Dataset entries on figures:
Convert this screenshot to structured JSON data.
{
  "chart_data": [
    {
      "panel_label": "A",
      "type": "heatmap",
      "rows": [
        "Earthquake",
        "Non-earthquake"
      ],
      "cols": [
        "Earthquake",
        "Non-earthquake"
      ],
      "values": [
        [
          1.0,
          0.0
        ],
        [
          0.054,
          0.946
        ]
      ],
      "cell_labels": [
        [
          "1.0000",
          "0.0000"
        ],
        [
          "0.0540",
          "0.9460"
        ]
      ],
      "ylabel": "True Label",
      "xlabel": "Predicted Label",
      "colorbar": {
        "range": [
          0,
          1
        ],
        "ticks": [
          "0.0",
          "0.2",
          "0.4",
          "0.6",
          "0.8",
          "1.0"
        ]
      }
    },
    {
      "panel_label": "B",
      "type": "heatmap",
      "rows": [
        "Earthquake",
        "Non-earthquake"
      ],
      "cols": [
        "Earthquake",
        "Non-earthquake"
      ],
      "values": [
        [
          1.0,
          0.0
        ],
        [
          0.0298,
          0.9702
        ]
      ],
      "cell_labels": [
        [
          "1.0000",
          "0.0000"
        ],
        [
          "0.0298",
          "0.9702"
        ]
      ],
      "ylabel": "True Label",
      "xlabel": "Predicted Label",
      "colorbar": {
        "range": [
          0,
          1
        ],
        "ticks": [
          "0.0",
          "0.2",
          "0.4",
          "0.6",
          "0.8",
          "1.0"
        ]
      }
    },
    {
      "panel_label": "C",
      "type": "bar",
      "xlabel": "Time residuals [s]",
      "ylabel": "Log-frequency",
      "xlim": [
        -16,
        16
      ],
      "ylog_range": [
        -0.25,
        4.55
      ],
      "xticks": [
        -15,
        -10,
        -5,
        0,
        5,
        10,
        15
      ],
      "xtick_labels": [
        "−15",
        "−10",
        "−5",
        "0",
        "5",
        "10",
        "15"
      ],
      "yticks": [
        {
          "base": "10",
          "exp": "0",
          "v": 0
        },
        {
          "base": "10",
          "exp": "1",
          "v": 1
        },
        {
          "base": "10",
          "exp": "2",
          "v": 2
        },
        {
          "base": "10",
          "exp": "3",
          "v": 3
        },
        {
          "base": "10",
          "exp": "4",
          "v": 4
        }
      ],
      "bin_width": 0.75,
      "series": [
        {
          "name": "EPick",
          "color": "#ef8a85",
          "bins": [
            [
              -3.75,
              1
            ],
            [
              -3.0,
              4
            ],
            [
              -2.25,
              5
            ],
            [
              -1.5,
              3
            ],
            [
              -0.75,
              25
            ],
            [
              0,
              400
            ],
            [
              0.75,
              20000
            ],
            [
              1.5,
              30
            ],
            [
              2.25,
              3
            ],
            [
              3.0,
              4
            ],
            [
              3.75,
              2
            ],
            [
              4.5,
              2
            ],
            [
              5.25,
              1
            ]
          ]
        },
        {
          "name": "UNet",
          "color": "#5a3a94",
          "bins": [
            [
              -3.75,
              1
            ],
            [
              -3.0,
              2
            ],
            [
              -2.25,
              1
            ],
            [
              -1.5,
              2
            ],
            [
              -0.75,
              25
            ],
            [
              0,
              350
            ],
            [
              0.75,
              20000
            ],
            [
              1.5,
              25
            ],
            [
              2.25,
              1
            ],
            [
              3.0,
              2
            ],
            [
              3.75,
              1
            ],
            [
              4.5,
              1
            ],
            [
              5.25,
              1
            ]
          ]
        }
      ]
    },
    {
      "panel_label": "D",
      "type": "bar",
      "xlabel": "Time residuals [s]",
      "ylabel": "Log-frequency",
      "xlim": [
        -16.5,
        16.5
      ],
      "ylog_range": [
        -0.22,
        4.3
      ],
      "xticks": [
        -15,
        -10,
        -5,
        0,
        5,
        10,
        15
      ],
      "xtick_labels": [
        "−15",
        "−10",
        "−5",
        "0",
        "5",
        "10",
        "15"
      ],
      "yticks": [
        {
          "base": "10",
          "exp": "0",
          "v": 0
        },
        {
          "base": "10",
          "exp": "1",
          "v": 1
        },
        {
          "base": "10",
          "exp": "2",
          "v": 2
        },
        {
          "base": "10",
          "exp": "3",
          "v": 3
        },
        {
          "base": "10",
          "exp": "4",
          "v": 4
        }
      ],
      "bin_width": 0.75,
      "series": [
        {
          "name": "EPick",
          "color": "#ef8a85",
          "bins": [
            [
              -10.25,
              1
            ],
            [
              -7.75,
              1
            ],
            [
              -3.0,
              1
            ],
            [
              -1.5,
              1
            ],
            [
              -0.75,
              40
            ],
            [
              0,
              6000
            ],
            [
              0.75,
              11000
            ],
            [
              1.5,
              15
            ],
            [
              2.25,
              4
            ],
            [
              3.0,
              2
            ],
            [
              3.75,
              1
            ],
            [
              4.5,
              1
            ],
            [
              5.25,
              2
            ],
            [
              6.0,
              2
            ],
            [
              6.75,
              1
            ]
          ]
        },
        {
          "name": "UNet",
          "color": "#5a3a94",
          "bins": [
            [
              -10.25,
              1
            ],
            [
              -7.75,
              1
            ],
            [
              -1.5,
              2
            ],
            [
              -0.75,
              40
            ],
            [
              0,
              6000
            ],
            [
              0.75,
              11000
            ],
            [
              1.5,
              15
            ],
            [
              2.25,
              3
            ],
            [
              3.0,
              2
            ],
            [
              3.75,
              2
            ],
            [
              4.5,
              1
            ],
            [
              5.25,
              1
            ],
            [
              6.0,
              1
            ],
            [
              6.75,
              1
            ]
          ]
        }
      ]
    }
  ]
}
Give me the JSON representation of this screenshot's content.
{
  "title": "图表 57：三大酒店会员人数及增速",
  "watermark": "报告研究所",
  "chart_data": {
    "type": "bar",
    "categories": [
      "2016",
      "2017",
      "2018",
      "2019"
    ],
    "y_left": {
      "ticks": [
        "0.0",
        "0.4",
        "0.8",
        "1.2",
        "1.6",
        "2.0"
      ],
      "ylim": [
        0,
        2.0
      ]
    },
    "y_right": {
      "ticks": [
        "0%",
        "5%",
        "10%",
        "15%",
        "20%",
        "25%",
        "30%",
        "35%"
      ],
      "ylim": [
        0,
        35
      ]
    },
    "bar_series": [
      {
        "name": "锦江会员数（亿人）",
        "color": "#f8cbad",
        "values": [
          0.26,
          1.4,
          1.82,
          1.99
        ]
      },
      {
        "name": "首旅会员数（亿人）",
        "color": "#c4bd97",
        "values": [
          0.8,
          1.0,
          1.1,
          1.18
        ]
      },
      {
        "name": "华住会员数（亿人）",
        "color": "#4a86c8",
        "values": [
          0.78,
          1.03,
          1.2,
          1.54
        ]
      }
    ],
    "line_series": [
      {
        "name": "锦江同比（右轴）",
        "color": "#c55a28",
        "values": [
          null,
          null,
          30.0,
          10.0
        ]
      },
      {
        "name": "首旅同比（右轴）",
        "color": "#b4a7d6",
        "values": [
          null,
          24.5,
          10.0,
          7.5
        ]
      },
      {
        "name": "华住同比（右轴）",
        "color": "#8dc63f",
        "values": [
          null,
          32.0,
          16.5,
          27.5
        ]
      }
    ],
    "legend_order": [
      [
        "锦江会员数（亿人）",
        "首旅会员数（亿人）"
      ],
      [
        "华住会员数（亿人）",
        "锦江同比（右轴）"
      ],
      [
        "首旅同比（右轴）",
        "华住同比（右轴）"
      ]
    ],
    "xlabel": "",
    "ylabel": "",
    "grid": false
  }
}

Written request:
Find each line with the string "this" and copy it out.

Written response:
Convert this screenshot to structured JSON data.
Give me the JSON representation of this screenshot's content.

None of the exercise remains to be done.